■ RECORDS PROVIDED:
------------

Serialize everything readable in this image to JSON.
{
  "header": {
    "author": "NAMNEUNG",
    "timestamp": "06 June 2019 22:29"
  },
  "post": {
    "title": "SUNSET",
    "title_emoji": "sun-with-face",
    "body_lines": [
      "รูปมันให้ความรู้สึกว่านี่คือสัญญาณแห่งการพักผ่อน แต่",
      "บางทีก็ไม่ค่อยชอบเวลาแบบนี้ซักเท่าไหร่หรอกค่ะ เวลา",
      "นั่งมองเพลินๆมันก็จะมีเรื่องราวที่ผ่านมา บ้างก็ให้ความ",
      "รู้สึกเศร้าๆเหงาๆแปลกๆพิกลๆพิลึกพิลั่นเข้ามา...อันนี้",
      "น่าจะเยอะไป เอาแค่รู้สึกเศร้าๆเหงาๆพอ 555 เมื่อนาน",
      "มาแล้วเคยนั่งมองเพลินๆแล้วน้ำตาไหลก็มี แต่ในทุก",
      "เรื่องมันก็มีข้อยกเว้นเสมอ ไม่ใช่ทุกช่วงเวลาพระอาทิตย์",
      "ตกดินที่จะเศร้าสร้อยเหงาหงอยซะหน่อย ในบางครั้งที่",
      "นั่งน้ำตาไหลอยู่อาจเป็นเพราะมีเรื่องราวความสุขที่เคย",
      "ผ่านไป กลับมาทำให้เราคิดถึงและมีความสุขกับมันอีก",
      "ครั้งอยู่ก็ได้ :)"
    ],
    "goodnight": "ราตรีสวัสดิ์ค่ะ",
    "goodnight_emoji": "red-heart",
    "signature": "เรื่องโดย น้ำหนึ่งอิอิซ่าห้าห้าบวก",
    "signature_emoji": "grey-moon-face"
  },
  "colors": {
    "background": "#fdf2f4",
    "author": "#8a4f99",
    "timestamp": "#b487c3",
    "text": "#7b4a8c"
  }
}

------------

■ EXERCISE AIM: Each line above that includes "กเศร" counts once; state the total and nothing more.

■ TASK RESPONSE: 2